**REQUIRED WORK:** Go through the listing below and gather every line with the word "email".

**RECORDS FOR THIS TASK:**
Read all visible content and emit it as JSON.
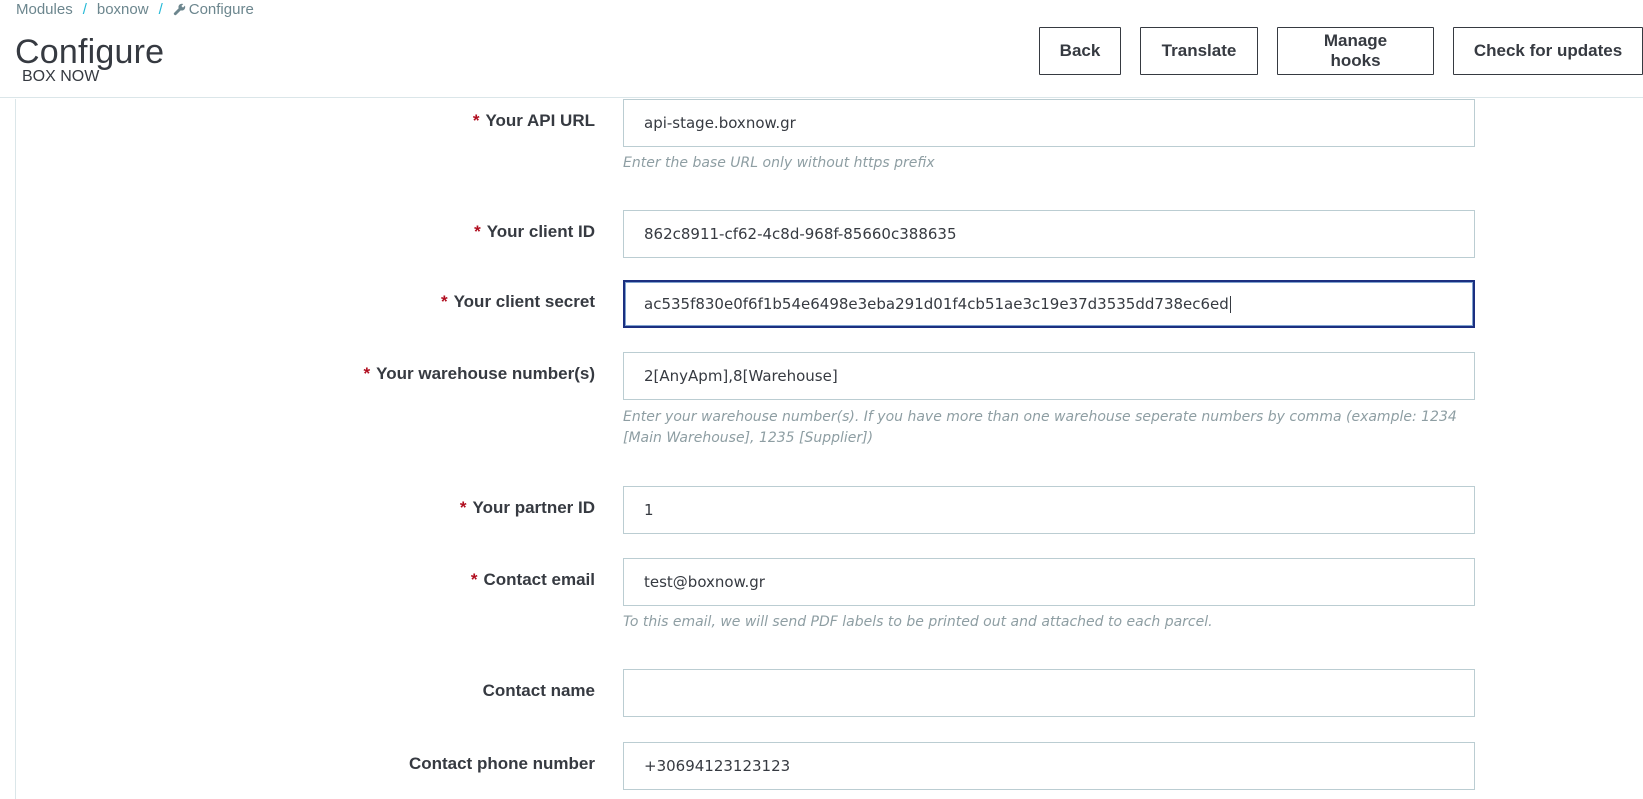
{
  "breadcrumb": {
    "items": [
      "Modules",
      "boxnow",
      "Configure"
    ],
    "separator": "/"
  },
  "page": {
    "title": "Configure",
    "subtitle": "BOX NOW"
  },
  "toolbar": {
    "back_label": "Back",
    "translate_label": "Translate",
    "manage_hooks_label": "Manage hooks",
    "check_updates_label": "Check for updates"
  },
  "form": {
    "required_mark": "*",
    "fields": [
      {
        "label": "Your API URL",
        "value": "api-stage.boxnow.gr",
        "help": "Enter the base URL only without https prefix",
        "required": true
      },
      {
        "label": "Your client ID",
        "value": "862c8911-cf62-4c8d-968f-85660c388635",
        "help": "",
        "required": true
      },
      {
        "label": "Your client secret",
        "value": "ac535f830e0f6f1b54e6498e3eba291d01f4cb51ae3c19e37d3535dd738ec6ed",
        "help": "",
        "required": true
      },
      {
        "label": "Your warehouse number(s)",
        "value": "2[AnyApm],8[Warehouse]",
        "help": "Enter your warehouse number(s). If you have more than one warehouse seperate numbers by comma (example: 1234 [Main Warehouse], 1235 [Supplier])",
        "required": true
      },
      {
        "label": "Your partner ID",
        "value": "1",
        "help": "",
        "required": true
      },
      {
        "label": "Contact email",
        "value": "test@boxnow.gr",
        "help": "To this email, we will send PDF labels to be printed out and attached to each parcel.",
        "required": true
      },
      {
        "label": "Contact name",
        "value": "",
        "help": "",
        "required": false
      },
      {
        "label": "Contact phone number",
        "value": "+30694123123123",
        "help": "",
        "required": false
      }
    ]
  },
  "colors": {
    "required": "#b00c1e",
    "focus_border": "#1b2f80",
    "accent": "#25b9d7"
  }
}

**EXERCISE RESPONSE:**
        "label": "Contact email",
        "help": "To this email, we will send PDF labels to be printed out and attached to each parcel.",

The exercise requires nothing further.